--- start of SUPPLIED RECORDS ---

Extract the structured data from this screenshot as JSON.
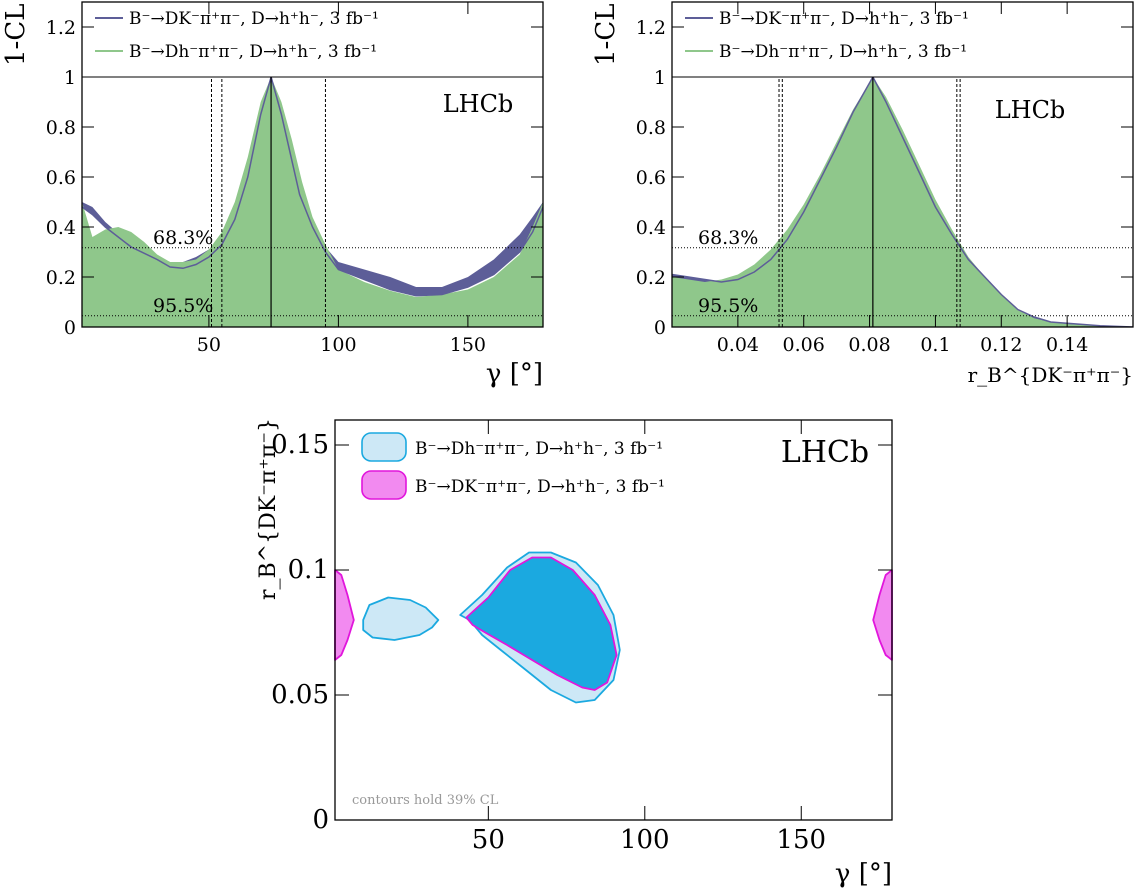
{
  "chart_data": [
    {
      "type": "area",
      "ylabel": "1-CL",
      "xlabel": "γ [°]",
      "xlim": [
        1,
        179
      ],
      "ylim": [
        0,
        1.3
      ],
      "xticks": [
        "50",
        "100",
        "150"
      ],
      "yticks": [
        "0",
        "0.2",
        "0.4",
        "0.6",
        "0.8",
        "1",
        "1.2"
      ],
      "watermark": "LHCb",
      "cl_labels": [
        "68.3%",
        "95.5%"
      ],
      "cl_levels": [
        0.317,
        0.045
      ],
      "legend": [
        {
          "text": "B⁻→DK⁻π⁺π⁻,  D→h⁺h⁻,  3 fb⁻¹",
          "color": "#5d5e98"
        },
        {
          "text": "B⁻→Dh⁻π⁺π⁻,  D→h⁺h⁻,  3 fb⁻¹",
          "color": "#8fc78b"
        }
      ],
      "central_value": 74,
      "interval_lines": [
        51,
        55,
        95
      ],
      "series": [
        {
          "name": "B⁻→DK⁻π⁺π⁻,  D→h⁺h⁻,  3 fb⁻¹",
          "color": "#5d5e98",
          "x": [
            1,
            5,
            10,
            20,
            30,
            35,
            40,
            45,
            50,
            55,
            60,
            65,
            70,
            74,
            78,
            85,
            90,
            95,
            100,
            110,
            120,
            130,
            140,
            150,
            160,
            170,
            175,
            179
          ],
          "lo": [
            0.48,
            0.45,
            0.4,
            0.32,
            0.27,
            0.24,
            0.235,
            0.25,
            0.28,
            0.33,
            0.43,
            0.6,
            0.85,
            1.0,
            0.85,
            0.53,
            0.4,
            0.3,
            0.23,
            0.19,
            0.15,
            0.125,
            0.13,
            0.16,
            0.21,
            0.3,
            0.38,
            0.48
          ],
          "hi": [
            0.5,
            0.48,
            0.42,
            0.33,
            0.28,
            0.26,
            0.26,
            0.28,
            0.31,
            0.36,
            0.47,
            0.64,
            0.88,
            1.0,
            0.87,
            0.55,
            0.42,
            0.32,
            0.26,
            0.23,
            0.2,
            0.16,
            0.16,
            0.2,
            0.27,
            0.37,
            0.44,
            0.5
          ]
        },
        {
          "name": "B⁻→Dh⁻π⁺π⁻,  D→h⁺h⁻,  3 fb⁻¹",
          "color": "#8fc78b",
          "x": [
            1,
            5,
            10,
            15,
            20,
            25,
            30,
            35,
            40,
            45,
            50,
            55,
            60,
            65,
            70,
            74,
            78,
            82,
            86,
            90,
            95,
            100,
            110,
            120,
            130,
            140,
            150,
            160,
            170,
            175,
            179
          ],
          "y": [
            0.5,
            0.36,
            0.39,
            0.4,
            0.38,
            0.34,
            0.29,
            0.26,
            0.26,
            0.27,
            0.31,
            0.38,
            0.5,
            0.68,
            0.9,
            1.0,
            0.9,
            0.75,
            0.58,
            0.44,
            0.33,
            0.23,
            0.18,
            0.145,
            0.12,
            0.13,
            0.15,
            0.2,
            0.29,
            0.4,
            0.5
          ]
        }
      ]
    },
    {
      "type": "area",
      "ylabel": "1-CL",
      "xlabel": "r_B^{DK⁻π⁺π⁻}",
      "xlim": [
        0.02,
        0.16
      ],
      "ylim": [
        0,
        1.3
      ],
      "xticks": [
        "0.04",
        "0.06",
        "0.08",
        "0.1",
        "0.12",
        "0.14"
      ],
      "yticks": [
        "0",
        "0.2",
        "0.4",
        "0.6",
        "0.8",
        "1",
        "1.2"
      ],
      "watermark": "LHCb",
      "cl_labels": [
        "68.3%",
        "95.5%"
      ],
      "cl_levels": [
        0.317,
        0.045
      ],
      "legend": [
        {
          "text": "B⁻→DK⁻π⁺π⁻,  D→h⁺h⁻,  3 fb⁻¹",
          "color": "#5d5e98"
        },
        {
          "text": "B⁻→Dh⁻π⁺π⁻,  D→h⁺h⁻,  3 fb⁻¹",
          "color": "#8fc78b"
        }
      ],
      "central_value": 0.081,
      "interval_lines": [
        0.0525,
        0.0535,
        0.1065,
        0.1075
      ],
      "series": [
        {
          "name": "B⁻→DK⁻π⁺π⁻,  D→h⁺h⁻,  3 fb⁻¹",
          "color": "#5d5e98",
          "x": [
            0.02,
            0.025,
            0.03,
            0.035,
            0.04,
            0.045,
            0.05,
            0.055,
            0.06,
            0.065,
            0.07,
            0.075,
            0.081,
            0.085,
            0.09,
            0.095,
            0.1,
            0.105,
            0.11,
            0.115,
            0.12,
            0.125,
            0.13,
            0.135,
            0.14,
            0.145,
            0.15,
            0.16
          ],
          "y": [
            0.21,
            0.2,
            0.19,
            0.18,
            0.19,
            0.22,
            0.27,
            0.35,
            0.46,
            0.59,
            0.72,
            0.86,
            1.0,
            0.9,
            0.76,
            0.62,
            0.48,
            0.37,
            0.27,
            0.2,
            0.13,
            0.07,
            0.04,
            0.02,
            0.015,
            0.01,
            0.005,
            0.0
          ]
        },
        {
          "name": "B⁻→Dh⁻π⁺π⁻,  D→h⁺h⁻,  3 fb⁻¹",
          "color": "#8fc78b",
          "x": [
            0.02,
            0.025,
            0.03,
            0.035,
            0.04,
            0.045,
            0.05,
            0.055,
            0.06,
            0.065,
            0.07,
            0.075,
            0.081,
            0.085,
            0.09,
            0.095,
            0.1,
            0.105,
            0.11,
            0.115,
            0.12,
            0.125,
            0.13,
            0.135,
            0.14,
            0.145,
            0.15,
            0.16
          ],
          "y": [
            0.2,
            0.19,
            0.18,
            0.19,
            0.21,
            0.25,
            0.31,
            0.39,
            0.49,
            0.61,
            0.74,
            0.87,
            1.0,
            0.92,
            0.79,
            0.65,
            0.51,
            0.39,
            0.28,
            0.2,
            0.13,
            0.07,
            0.035,
            0.02,
            0.012,
            0.008,
            0.004,
            0.0
          ]
        }
      ]
    },
    {
      "type": "contour",
      "xlabel": "γ [°]",
      "ylabel": "r_B^{DK⁻π⁺π⁻}",
      "xlim": [
        1,
        179
      ],
      "ylim": [
        0,
        0.16
      ],
      "xticks": [
        "50",
        "100",
        "150"
      ],
      "yticks": [
        "0",
        "0.05",
        "0.1",
        "0.15"
      ],
      "watermark": "LHCb",
      "note": "contours hold 39% CL",
      "legend": [
        {
          "text": "B⁻→Dh⁻π⁺π⁻, D→h⁺h⁻, 3 fb⁻¹",
          "color": "#1ba9e0",
          "fill": "#cde8f6"
        },
        {
          "text": "B⁻→DK⁻π⁺π⁻, D→h⁺h⁻, 3 fb⁻¹",
          "color": "#e116dc",
          "fill": "#f28af0"
        }
      ],
      "series": [
        {
          "name": "B⁻→Dh⁻π⁺π⁻, D→h⁺h⁻, 3 fb⁻¹",
          "color": "#1ba9e0",
          "fill": "#cde8f6",
          "contours": [
            [
              [
                10,
                0.08
              ],
              [
                12,
                0.086
              ],
              [
                18,
                0.089
              ],
              [
                25,
                0.088
              ],
              [
                30,
                0.085
              ],
              [
                34,
                0.08
              ],
              [
                32,
                0.077
              ],
              [
                28,
                0.074
              ],
              [
                20,
                0.072
              ],
              [
                13,
                0.073
              ],
              [
                10,
                0.076
              ]
            ],
            [
              [
                41,
                0.082
              ],
              [
                48,
                0.09
              ],
              [
                56,
                0.101
              ],
              [
                63,
                0.107
              ],
              [
                70,
                0.107
              ],
              [
                78,
                0.103
              ],
              [
                85,
                0.094
              ],
              [
                90,
                0.082
              ],
              [
                92,
                0.068
              ],
              [
                90,
                0.056
              ],
              [
                84,
                0.048
              ],
              [
                78,
                0.047
              ],
              [
                70,
                0.052
              ],
              [
                62,
                0.06
              ],
              [
                54,
                0.068
              ],
              [
                48,
                0.074
              ],
              [
                44,
                0.08
              ]
            ]
          ]
        },
        {
          "name": "B⁻→DK⁻π⁺π⁻, D→h⁺h⁻, 3 fb⁻¹",
          "color": "#e116dc",
          "fill": "#f28af0",
          "contours": [
            [
              [
                1,
                0.1
              ],
              [
                3,
                0.098
              ],
              [
                5,
                0.09
              ],
              [
                7,
                0.08
              ],
              [
                5,
                0.072
              ],
              [
                3,
                0.066
              ],
              [
                1,
                0.064
              ]
            ],
            [
              [
                179,
                0.1
              ],
              [
                177,
                0.098
              ],
              [
                175,
                0.09
              ],
              [
                173,
                0.08
              ],
              [
                175,
                0.072
              ],
              [
                177,
                0.066
              ],
              [
                179,
                0.064
              ]
            ]
          ]
        },
        {
          "name": "overlap",
          "color": "#e116dc",
          "fill": "#1ba9e0",
          "contours": [
            [
              [
                43,
                0.081
              ],
              [
                50,
                0.089
              ],
              [
                57,
                0.1
              ],
              [
                64,
                0.105
              ],
              [
                70,
                0.105
              ],
              [
                77,
                0.1
              ],
              [
                84,
                0.09
              ],
              [
                89,
                0.078
              ],
              [
                91,
                0.066
              ],
              [
                88,
                0.055
              ],
              [
                84,
                0.052
              ],
              [
                80,
                0.053
              ],
              [
                72,
                0.058
              ],
              [
                64,
                0.064
              ],
              [
                56,
                0.07
              ],
              [
                49,
                0.075
              ],
              [
                45,
                0.078
              ]
            ]
          ]
        }
      ]
    }
  ]
}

--- end of SUPPLIED RECORDS ---

AIM OF THE TASK
Find the lines above that include the string "name" and copy them.

EXERCISE ANSWER
          "name": "B⁻→DK⁻π⁺π⁻,  D→h⁺h⁻,  3 fb⁻¹",
          "name": "B⁻→Dh⁻π⁺π⁻,  D→h⁺h⁻,  3 fb⁻¹",
          "name": "B⁻→DK⁻π⁺π⁻,  D→h⁺h⁻,  3 fb⁻¹",
          "name": "B⁻→Dh⁻π⁺π⁻,  D→h⁺h⁻,  3 fb⁻¹",
          "name": "B⁻→Dh⁻π⁺π⁻, D→h⁺h⁻, 3 fb⁻¹",
          "name": "B⁻→DK⁻π⁺π⁻, D→h⁺h⁻, 3 fb⁻¹",
          "name": "overlap",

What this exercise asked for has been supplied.